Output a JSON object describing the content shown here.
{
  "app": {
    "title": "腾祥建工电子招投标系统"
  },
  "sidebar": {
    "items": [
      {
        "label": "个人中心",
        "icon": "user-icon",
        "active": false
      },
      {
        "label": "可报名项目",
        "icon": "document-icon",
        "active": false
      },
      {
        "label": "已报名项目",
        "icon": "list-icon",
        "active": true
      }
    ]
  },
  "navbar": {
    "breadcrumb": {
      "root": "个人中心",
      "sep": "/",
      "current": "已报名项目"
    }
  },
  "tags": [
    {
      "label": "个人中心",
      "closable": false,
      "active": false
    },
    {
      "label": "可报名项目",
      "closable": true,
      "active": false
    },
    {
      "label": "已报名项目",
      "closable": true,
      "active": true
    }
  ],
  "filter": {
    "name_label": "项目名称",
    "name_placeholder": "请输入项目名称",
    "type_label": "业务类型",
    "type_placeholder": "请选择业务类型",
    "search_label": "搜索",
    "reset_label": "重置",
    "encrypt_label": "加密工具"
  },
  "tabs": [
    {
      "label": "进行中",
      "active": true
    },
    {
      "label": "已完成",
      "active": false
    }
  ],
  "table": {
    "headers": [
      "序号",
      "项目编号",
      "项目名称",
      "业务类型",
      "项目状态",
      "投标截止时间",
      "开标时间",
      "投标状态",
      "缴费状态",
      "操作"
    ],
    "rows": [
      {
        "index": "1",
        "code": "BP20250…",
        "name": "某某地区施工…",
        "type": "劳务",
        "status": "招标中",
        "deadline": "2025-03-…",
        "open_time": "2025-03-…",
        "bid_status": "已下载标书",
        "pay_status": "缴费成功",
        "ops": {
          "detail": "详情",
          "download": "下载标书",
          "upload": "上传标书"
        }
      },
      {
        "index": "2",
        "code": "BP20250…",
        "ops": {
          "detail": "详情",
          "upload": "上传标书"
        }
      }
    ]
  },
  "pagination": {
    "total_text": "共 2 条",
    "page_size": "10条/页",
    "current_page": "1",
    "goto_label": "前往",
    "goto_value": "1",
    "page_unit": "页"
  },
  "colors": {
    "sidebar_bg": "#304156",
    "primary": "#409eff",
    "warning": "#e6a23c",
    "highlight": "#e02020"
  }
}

----

## [Aim of the task]
Set every line of the listing down word for word.

## [Result of this task]
Output a JSON object describing the content shown here.
{
  "app": {
    "title": "腾祥建工电子招投标系统"
  },
  "sidebar": {
    "items": [
      {
        "label": "个人中心",
        "icon": "user-icon",
        "active": false
      },
      {
        "label": "可报名项目",
        "icon": "document-icon",
        "active": false
      },
      {
        "label": "已报名项目",
        "icon": "list-icon",
        "active": true
      }
    ]
  },
  "navbar": {
    "breadcrumb": {
      "root": "个人中心",
      "sep": "/",
      "current": "已报名项目"
    }
  },
  "tags": [
    {
      "label": "个人中心",
      "closable": false,
      "active": false
    },
    {
      "label": "可报名项目",
      "closable": true,
      "active": false
    },
    {
      "label": "已报名项目",
      "closable": true,
      "active": true
    }
  ],
  "filter": {
    "name_label": "项目名称",
    "name_placeholder": "请输入项目名称",
    "type_label": "业务类型",
    "type_placeholder": "请选择业务类型",
    "search_label": "搜索",
    "reset_label": "重置",
    "encrypt_label": "加密工具"
  },
  "tabs": [
    {
      "label": "进行中",
      "active": true
    },
    {
      "label": "已完成",
      "active": false
    }
  ],
  "table": {
    "headers": [
      "序号",
      "项目编号",
      "项目名称",
      "业务类型",
      "项目状态",
      "投标截止时间",
      "开标时间",
      "投标状态",
      "缴费状态",
      "操作"
    ],
    "rows": [
      {
        "index": "1",
        "code": "BP20250…",
        "name": "某某地区施工…",
        "type": "劳务",
        "status": "招标中",
        "deadline": "2025-03-…",
        "open_time": "2025-03-…",
        "bid_status": "已下载标书",
        "pay_status": "缴费成功",
        "ops": {
          "detail": "详情",
          "download": "下载标书",
          "upload": "上传标书"
        }
      },
      {
        "index": "2",
        "code": "BP20250…",
        "ops": {
          "detail": "详情",
          "upload": "上传标书"
        }
      }
    ]
  },
  "pagination": {
    "total_text": "共 2 条",
    "page_size": "10条/页",
    "current_page": "1",
    "goto_label": "前往",
    "goto_value": "1",
    "page_unit": "页"
  },
  "colors": {
    "sidebar_bg": "#304156",
    "primary": "#409eff",
    "warning": "#e6a23c",
    "highlight": "#e02020"
  }
}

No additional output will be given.